## WORK REQUEST
Quote all of the data exactly as given. Skip every picture it contains.

## INPUT FOR THIS TASK
====================

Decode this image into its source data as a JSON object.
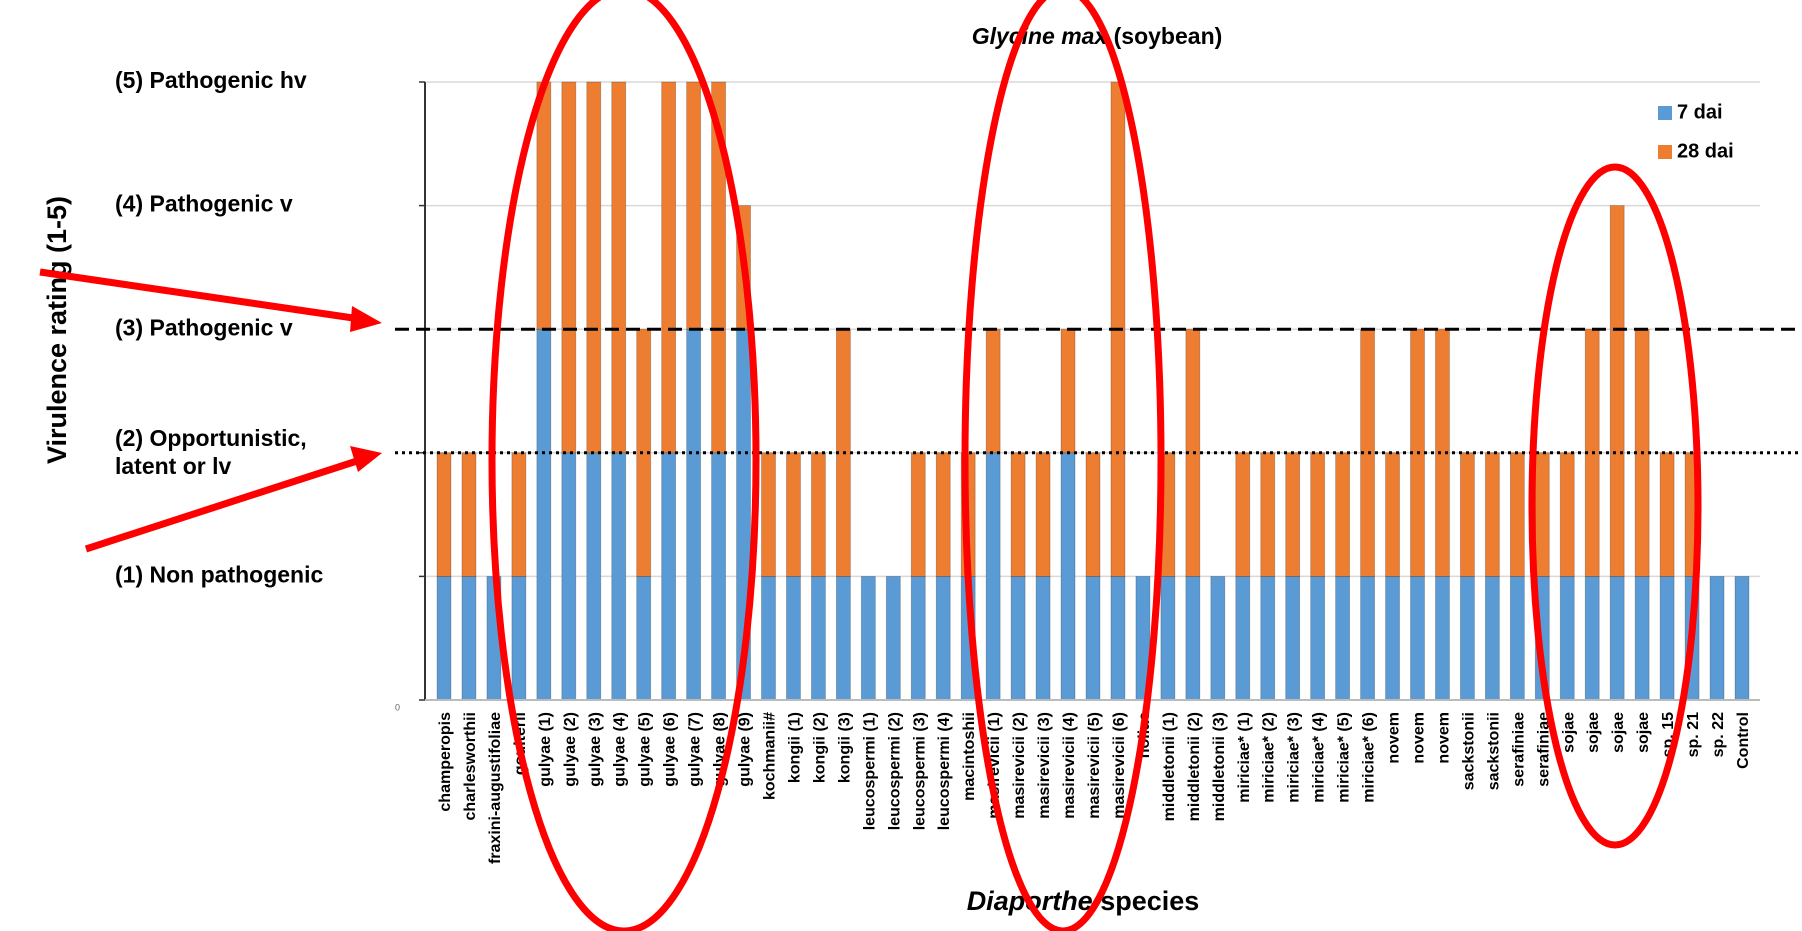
{
  "chart_data": {
    "type": "stacked_bar",
    "title": [
      "Glycine max",
      "(soybean)"
    ],
    "xlabel": [
      "Diaporthe",
      "species"
    ],
    "ylabel": "Virulence rating (1-5)",
    "categories": [
      "champeropis",
      "charlesworthii",
      "fraxini-augustifoliae",
      "goulterii",
      "gulyae (1)",
      "gulyae (2)",
      "gulyae (3)",
      "gulyae (4)",
      "gulyae (5)",
      "gulyae (6)",
      "gulyae (7)",
      "gulyae (8)",
      "gulyae (9)",
      "kochmanii#",
      "kongii (1)",
      "kongii (2)",
      "kongii (3)",
      "leucospermi (1)",
      "leucospermi (2)",
      "leucospermi (3)",
      "leucospermi (4)",
      "macintoshii",
      "masirevicii (1)",
      "masirevicii (2)",
      "masirevicii (3)",
      "masirevicii (4)",
      "masirevicii (5)",
      "masirevicii (6)",
      "holiae",
      "middletonii (1)",
      "middletonii (2)",
      "middletonii (3)",
      "miriciae* (1)",
      "miriciae* (2)",
      "miriciae* (3)",
      "miriciae* (4)",
      "miriciae* (5)",
      "miriciae* (6)",
      "novem",
      "novem",
      "novem",
      "sackstonii",
      "sackstonii",
      "serafiniae",
      "serafiniae",
      "sojae",
      "sojae",
      "sojae",
      "sojae",
      "sp. 15",
      "sp. 21",
      "sp. 22",
      "Control"
    ],
    "series": [
      {
        "name": "7 dai",
        "color": "#5b9bd5",
        "values": [
          1,
          1,
          1,
          1,
          3,
          2,
          2,
          2,
          1,
          2,
          3,
          2,
          3,
          1,
          1,
          1,
          1,
          1,
          1,
          1,
          1,
          1,
          2,
          1,
          1,
          2,
          1,
          1,
          1,
          1,
          1,
          1,
          1,
          1,
          1,
          1,
          1,
          1,
          1,
          1,
          1,
          1,
          1,
          1,
          1,
          1,
          1,
          1,
          1,
          1,
          1,
          1,
          1
        ]
      },
      {
        "name": "28 dai",
        "color": "#ed7d31",
        "values": [
          1,
          1,
          0,
          1,
          2,
          3,
          3,
          3,
          2,
          3,
          2,
          3,
          1,
          1,
          1,
          1,
          2,
          0,
          0,
          1,
          1,
          1,
          1,
          1,
          1,
          1,
          1,
          4,
          0,
          1,
          2,
          0,
          1,
          1,
          1,
          1,
          1,
          2,
          1,
          2,
          2,
          1,
          1,
          1,
          1,
          1,
          2,
          3,
          2,
          1,
          1,
          0,
          0
        ]
      }
    ],
    "ylim": [
      0,
      5
    ],
    "yticks": [
      0,
      {
        "value": 1,
        "label": "(1) Non pathogenic"
      },
      {
        "value": 2,
        "label": "(2) Opportunistic,\nlatent or lv"
      },
      {
        "value": 3,
        "label": "(3) Pathogenic v"
      },
      {
        "value": 4,
        "label": "(4) Pathogenic v"
      },
      {
        "value": 5,
        "label": "(5) Pathogenic hv"
      }
    ],
    "grid": true,
    "legend": "upper right",
    "reference_lines": [
      {
        "value": 3,
        "style": "dashed"
      },
      {
        "value": 2,
        "style": "dotted"
      }
    ]
  }
}
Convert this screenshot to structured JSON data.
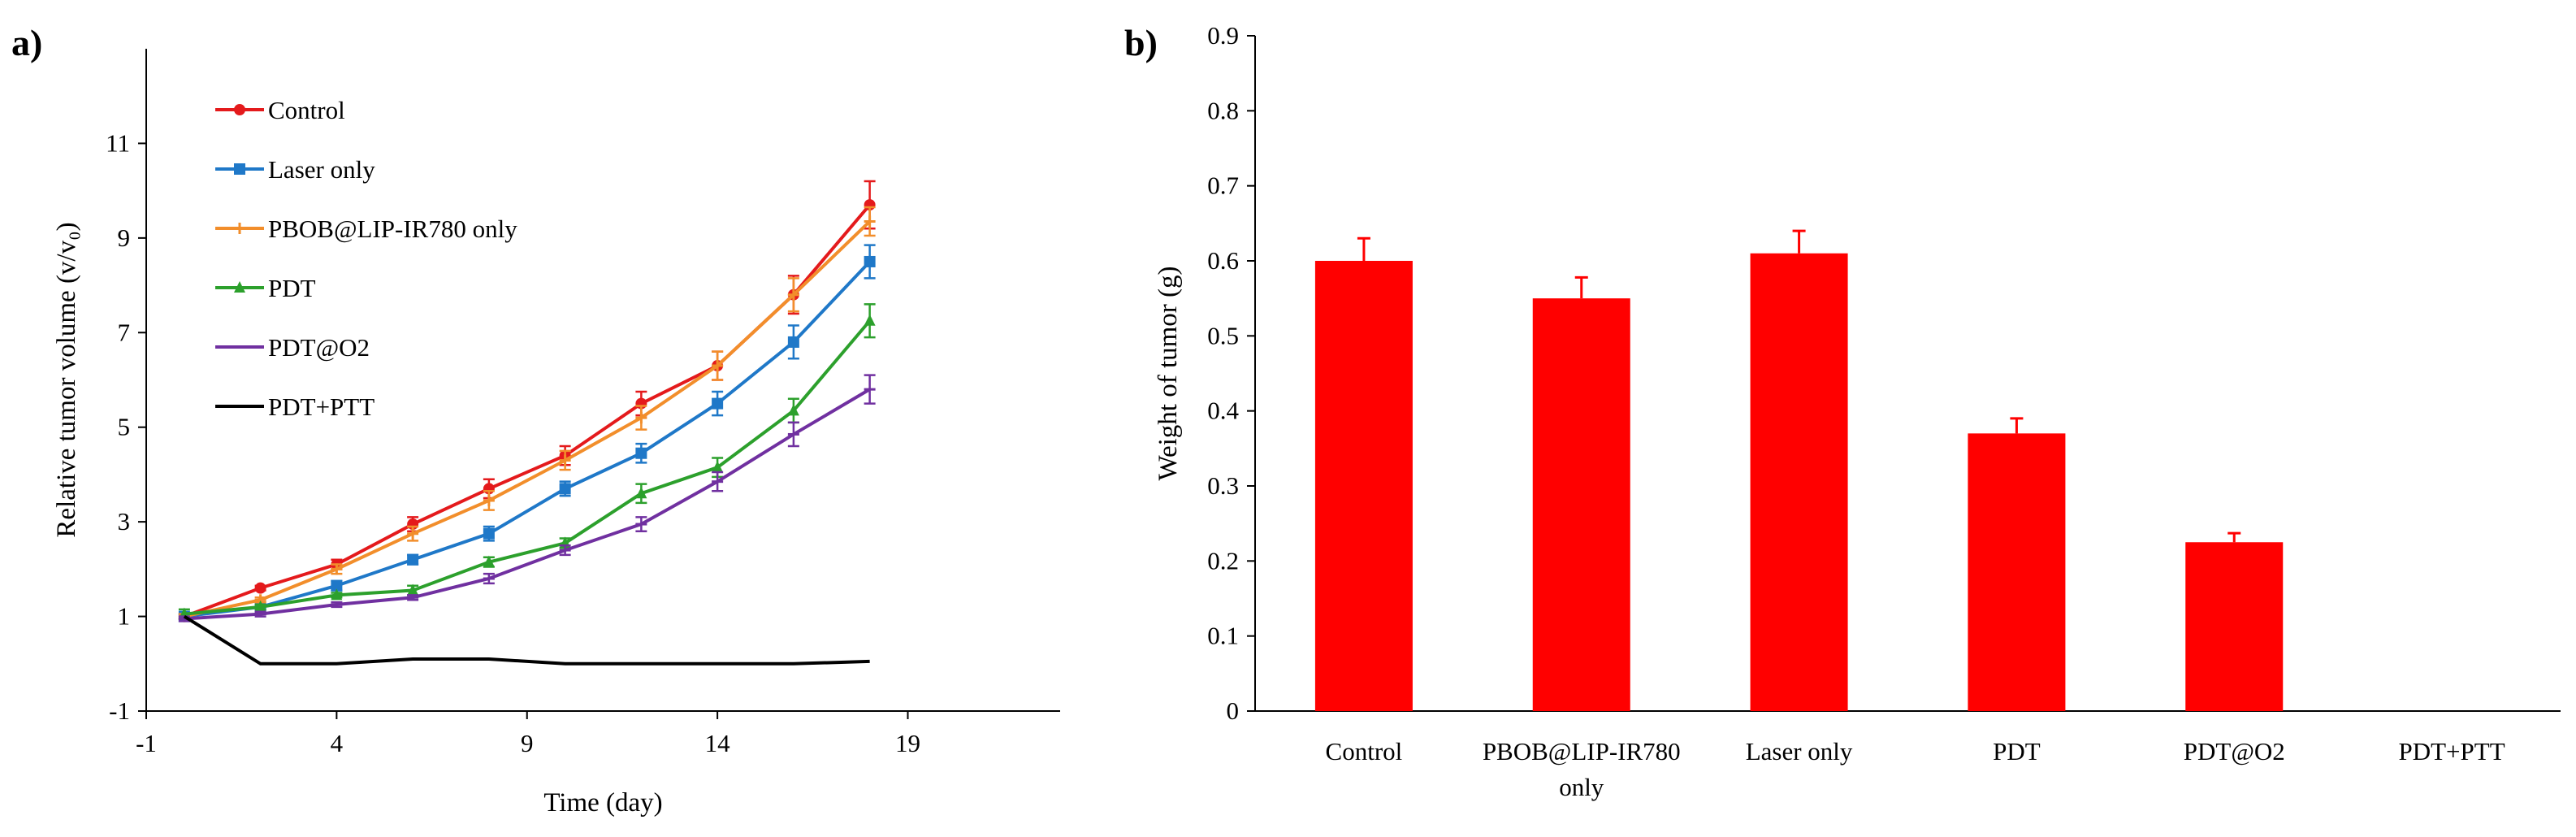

====================

## ANSWER SPACE
Decode this image into its source data as a JSON object.
{
  "chart_data": {
    "type": "stacked_bar",
    "title": [
      "Glycine max",
      "(soybean)"
    ],
    "xlabel": [
      "Diaporthe",
      "species"
    ],
    "ylabel": "Virulence rating (1-5)",
    "categories": [
      "champeropis",
      "charlesworthii",
      "fraxini-augustifoliae",
      "goulterii",
      "gulyae (1)",
      "gulyae (2)",
      "gulyae (3)",
      "gulyae (4)",
      "gulyae (5)",
      "gulyae (6)",
      "gulyae (7)",
      "gulyae (8)",
      "gulyae (9)",
      "kochmanii#",
      "kongii (1)",
      "kongii (2)",
      "kongii (3)",
      "leucospermi (1)",
      "leucospermi (2)",
      "leucospermi (3)",
      "leucospermi (4)",
      "macintoshii",
      "masirevicii (1)",
      "masirevicii (2)",
      "masirevicii (3)",
      "masirevicii (4)",
      "masirevicii (5)",
      "masirevicii (6)",
      "holiae",
      "middletonii (1)",
      "middletonii (2)",
      "middletonii (3)",
      "miriciae* (1)",
      "miriciae* (2)",
      "miriciae* (3)",
      "miriciae* (4)",
      "miriciae* (5)",
      "miriciae* (6)",
      "novem",
      "novem",
      "novem",
      "sackstonii",
      "sackstonii",
      "serafiniae",
      "serafiniae",
      "sojae",
      "sojae",
      "sojae",
      "sojae",
      "sp. 15",
      "sp. 21",
      "sp. 22",
      "Control"
    ],
    "series": [
      {
        "name": "7 dai",
        "color": "#5b9bd5",
        "values": [
          1,
          1,
          1,
          1,
          3,
          2,
          2,
          2,
          1,
          2,
          3,
          2,
          3,
          1,
          1,
          1,
          1,
          1,
          1,
          1,
          1,
          1,
          2,
          1,
          1,
          2,
          1,
          1,
          1,
          1,
          1,
          1,
          1,
          1,
          1,
          1,
          1,
          1,
          1,
          1,
          1,
          1,
          1,
          1,
          1,
          1,
          1,
          1,
          1,
          1,
          1,
          1,
          1
        ]
      },
      {
        "name": "28 dai",
        "color": "#ed7d31",
        "values": [
          1,
          1,
          0,
          1,
          2,
          3,
          3,
          3,
          2,
          3,
          2,
          3,
          1,
          1,
          1,
          1,
          2,
          0,
          0,
          1,
          1,
          1,
          1,
          1,
          1,
          1,
          1,
          4,
          0,
          1,
          2,
          0,
          1,
          1,
          1,
          1,
          1,
          2,
          1,
          2,
          2,
          1,
          1,
          1,
          1,
          1,
          2,
          3,
          2,
          1,
          1,
          0,
          0
        ]
      }
    ],
    "ylim": [
      0,
      5
    ],
    "yticks": [
      0,
      {
        "value": 1,
        "label": "(1) Non pathogenic"
      },
      {
        "value": 2,
        "label": "(2) Opportunistic,\nlatent or lv"
      },
      {
        "value": 3,
        "label": "(3) Pathogenic v"
      },
      {
        "value": 4,
        "label": "(4) Pathogenic v"
      },
      {
        "value": 5,
        "label": "(5) Pathogenic hv"
      }
    ],
    "grid": true,
    "legend": "upper right",
    "reference_lines": [
      {
        "value": 3,
        "style": "dashed"
      },
      {
        "value": 2,
        "style": "dotted"
      }
    ]
  }
}
Convert this screenshot to structured JSON data.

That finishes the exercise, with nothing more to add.